» WRITTEN EXERCISE
Without including any images, reproduce each entry exactly.

--- begin DATA SHOWN ---

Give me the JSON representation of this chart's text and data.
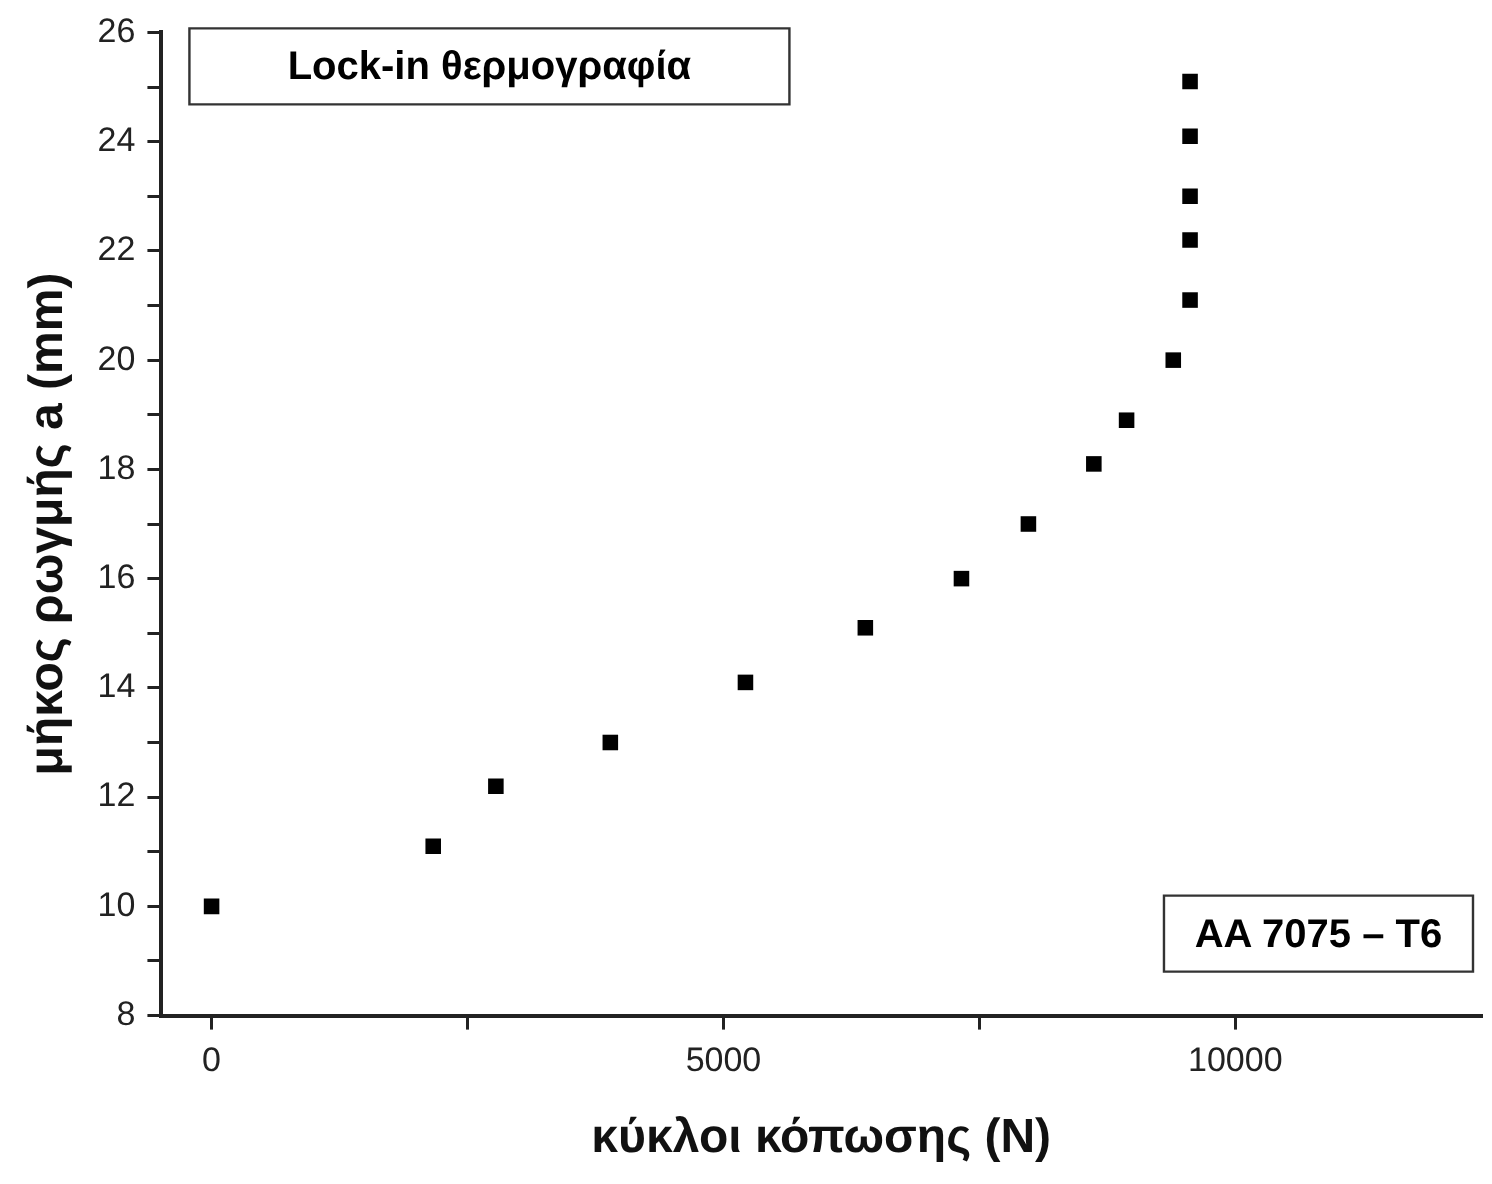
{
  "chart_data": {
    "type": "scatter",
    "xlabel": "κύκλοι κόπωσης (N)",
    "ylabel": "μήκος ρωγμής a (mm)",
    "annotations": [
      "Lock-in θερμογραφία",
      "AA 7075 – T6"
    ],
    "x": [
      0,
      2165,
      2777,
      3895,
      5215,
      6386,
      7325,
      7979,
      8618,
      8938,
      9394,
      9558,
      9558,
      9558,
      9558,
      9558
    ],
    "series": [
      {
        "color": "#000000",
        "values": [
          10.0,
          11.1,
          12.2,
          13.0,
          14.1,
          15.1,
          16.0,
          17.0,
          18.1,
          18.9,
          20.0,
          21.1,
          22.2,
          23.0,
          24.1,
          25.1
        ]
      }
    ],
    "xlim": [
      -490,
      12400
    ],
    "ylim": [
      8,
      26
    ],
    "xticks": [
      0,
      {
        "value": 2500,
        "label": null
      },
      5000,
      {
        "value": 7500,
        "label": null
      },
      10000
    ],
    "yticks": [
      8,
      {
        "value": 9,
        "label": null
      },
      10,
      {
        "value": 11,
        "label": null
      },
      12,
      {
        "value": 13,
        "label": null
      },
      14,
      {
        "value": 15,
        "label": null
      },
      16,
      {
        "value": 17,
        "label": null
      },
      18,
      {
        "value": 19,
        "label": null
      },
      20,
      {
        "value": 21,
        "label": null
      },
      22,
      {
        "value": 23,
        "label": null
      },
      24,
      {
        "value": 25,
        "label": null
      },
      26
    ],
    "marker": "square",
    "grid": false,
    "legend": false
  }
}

--- end DATA SHOWN ---

» RESULT OF THE TASK
Give me the JSON representation of this chart's text and data.
{
  "chart_data": {
    "type": "scatter",
    "xlabel": "κύκλοι κόπωσης (N)",
    "ylabel": "μήκος ρωγμής a (mm)",
    "annotations": [
      "Lock-in θερμογραφία",
      "AA 7075 – T6"
    ],
    "x": [
      0,
      2165,
      2777,
      3895,
      5215,
      6386,
      7325,
      7979,
      8618,
      8938,
      9394,
      9558,
      9558,
      9558,
      9558,
      9558
    ],
    "series": [
      {
        "color": "#000000",
        "values": [
          10.0,
          11.1,
          12.2,
          13.0,
          14.1,
          15.1,
          16.0,
          17.0,
          18.1,
          18.9,
          20.0,
          21.1,
          22.2,
          23.0,
          24.1,
          25.1
        ]
      }
    ],
    "xlim": [
      -490,
      12400
    ],
    "ylim": [
      8,
      26
    ],
    "xticks": [
      0,
      {
        "value": 2500,
        "label": null
      },
      5000,
      {
        "value": 7500,
        "label": null
      },
      10000
    ],
    "yticks": [
      8,
      {
        "value": 9,
        "label": null
      },
      10,
      {
        "value": 11,
        "label": null
      },
      12,
      {
        "value": 13,
        "label": null
      },
      14,
      {
        "value": 15,
        "label": null
      },
      16,
      {
        "value": 17,
        "label": null
      },
      18,
      {
        "value": 19,
        "label": null
      },
      20,
      {
        "value": 21,
        "label": null
      },
      22,
      {
        "value": 23,
        "label": null
      },
      24,
      {
        "value": 25,
        "label": null
      },
      26
    ],
    "marker": "square",
    "grid": false,
    "legend": false
  }
}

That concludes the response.